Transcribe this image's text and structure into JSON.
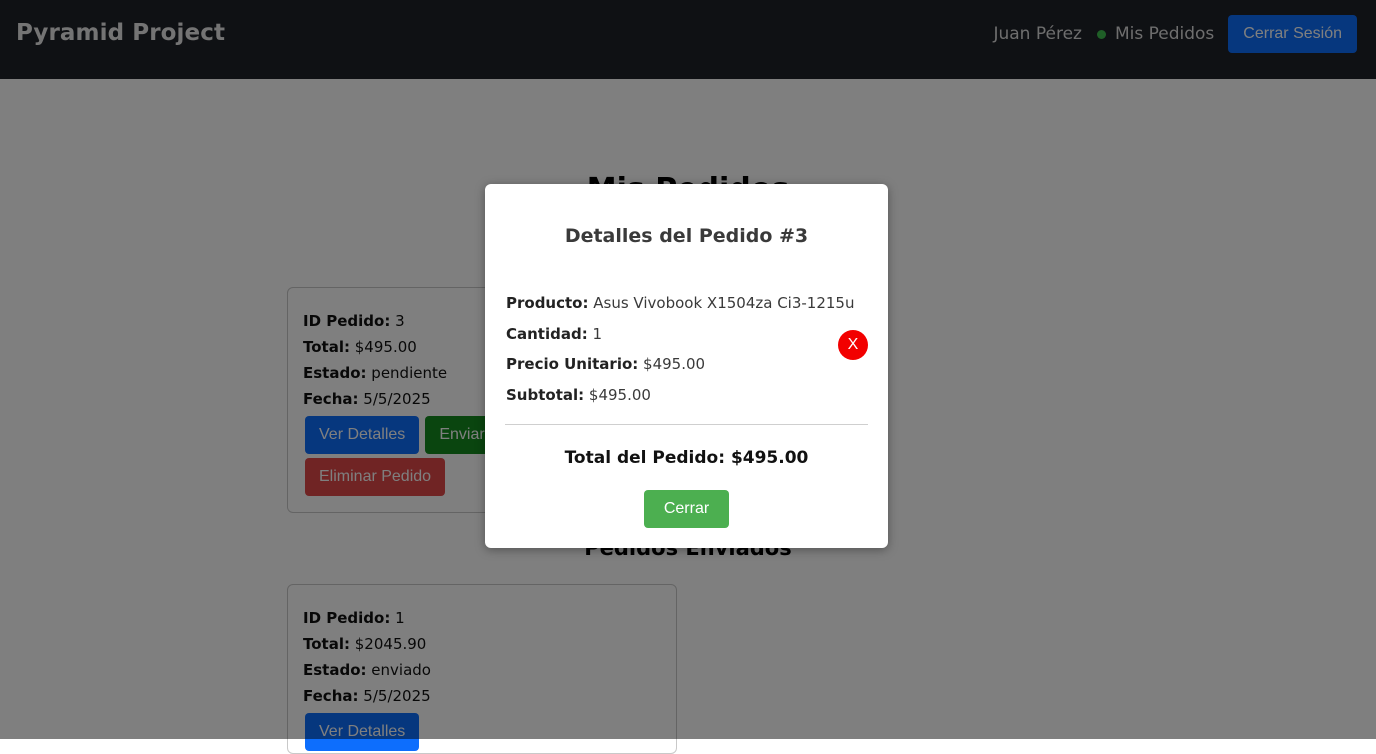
{
  "navbar": {
    "brand": "Pyramid Project",
    "user_name": "Juan Pérez",
    "nav_link": "Mis Pedidos",
    "logout_label": "Cerrar Sesión"
  },
  "page": {
    "title": "Mis Pedidos",
    "sent_section_title": "Pedidos Enviados"
  },
  "pending_order": {
    "id_label": "ID Pedido:",
    "id": "3",
    "total_label": "Total:",
    "total": "$495.00",
    "estado_label": "Estado:",
    "estado": "pendiente",
    "fecha_label": "Fecha:",
    "fecha": "5/5/2025",
    "btn_details": "Ver Detalles",
    "btn_send": "Enviar Pedido",
    "btn_delete": "Eliminar Pedido"
  },
  "sent_order": {
    "id_label": "ID Pedido:",
    "id": "1",
    "total_label": "Total:",
    "total": "$2045.90",
    "estado_label": "Estado:",
    "estado": "enviado",
    "fecha_label": "Fecha:",
    "fecha": "5/5/2025",
    "btn_details": "Ver Detalles"
  },
  "modal": {
    "title": "Detalles del Pedido #3",
    "producto_label": "Producto:",
    "producto": "Asus Vivobook X1504za Ci3-1215u",
    "cantidad_label": "Cantidad:",
    "cantidad": "1",
    "precio_label": "Precio Unitario:",
    "precio": "$495.00",
    "subtotal_label": "Subtotal:",
    "subtotal": "$495.00",
    "remove_label": "X",
    "total": "Total del Pedido: $495.00",
    "close_label": "Cerrar"
  },
  "colors": {
    "navbar_bg": "#1f2228",
    "primary": "#0d6efd",
    "success": "#158a1f",
    "danger": "#e04848",
    "modal_close_button": "#4caf50",
    "remove_icon": "#f20000",
    "status_dot": "#3fbf4f"
  }
}
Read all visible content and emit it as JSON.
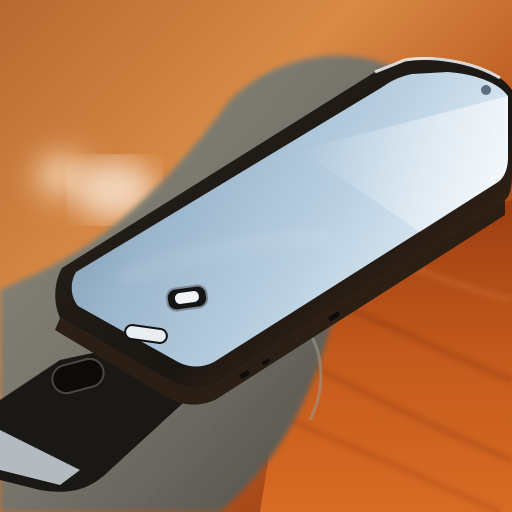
{
  "scene": {
    "colors": {
      "table_light": "#e08a3c",
      "table_mid": "#b8541c",
      "table_dark": "#7a2e0e",
      "table_highlight": "#f3b780",
      "light_glow": "#fff3e6",
      "under_device_body": "#7f7d70",
      "under_device_shadow": "#55534a",
      "phone_frame": "#15130f",
      "phone_frame_edge": "#3a2a1c",
      "screen_light": "#dbe8f2",
      "screen_mid": "#a9c3d8",
      "screen_dark": "#5f7890",
      "screen_glare": "#f4f8fb",
      "button_fill": "#1a1a1a",
      "button_highlight": "#f0f4f8"
    }
  }
}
^^^^^^^^^^^^^^^^
GOAL: All of the data above should be quoted exactly, except for the pictures.

WRITTEN ANSWER:
Transcribe this image's text and structure into JSON.
{
  "navbar": {
    "brand": "Pyramid Project",
    "user_name": "Juan Pérez",
    "nav_link": "Mis Pedidos",
    "logout_label": "Cerrar Sesión"
  },
  "page": {
    "title": "Mis Pedidos",
    "sent_section_title": "Pedidos Enviados"
  },
  "pending_order": {
    "id_label": "ID Pedido:",
    "id": "3",
    "total_label": "Total:",
    "total": "$495.00",
    "estado_label": "Estado:",
    "estado": "pendiente",
    "fecha_label": "Fecha:",
    "fecha": "5/5/2025",
    "btn_details": "Ver Detalles",
    "btn_send": "Enviar Pedido",
    "btn_delete": "Eliminar Pedido"
  },
  "sent_order": {
    "id_label": "ID Pedido:",
    "id": "1",
    "total_label": "Total:",
    "total": "$2045.90",
    "estado_label": "Estado:",
    "estado": "enviado",
    "fecha_label": "Fecha:",
    "fecha": "5/5/2025",
    "btn_details": "Ver Detalles"
  },
  "modal": {
    "title": "Detalles del Pedido #3",
    "producto_label": "Producto:",
    "producto": "Asus Vivobook X1504za Ci3-1215u",
    "cantidad_label": "Cantidad:",
    "cantidad": "1",
    "precio_label": "Precio Unitario:",
    "precio": "$495.00",
    "subtotal_label": "Subtotal:",
    "subtotal": "$495.00",
    "remove_label": "X",
    "total": "Total del Pedido: $495.00",
    "close_label": "Cerrar"
  },
  "colors": {
    "navbar_bg": "#1f2228",
    "primary": "#0d6efd",
    "success": "#158a1f",
    "danger": "#e04848",
    "modal_close_button": "#4caf50",
    "remove_icon": "#f20000",
    "status_dot": "#3fbf4f"
  }
}
Read all visible content and emit it as JSON.
{
  "scene": {
    "colors": {
      "table_light": "#e08a3c",
      "table_mid": "#b8541c",
      "table_dark": "#7a2e0e",
      "table_highlight": "#f3b780",
      "light_glow": "#fff3e6",
      "under_device_body": "#7f7d70",
      "under_device_shadow": "#55534a",
      "phone_frame": "#15130f",
      "phone_frame_edge": "#3a2a1c",
      "screen_light": "#dbe8f2",
      "screen_mid": "#a9c3d8",
      "screen_dark": "#5f7890",
      "screen_glare": "#f4f8fb",
      "button_fill": "#1a1a1a",
      "button_highlight": "#f0f4f8"
    }
  }
}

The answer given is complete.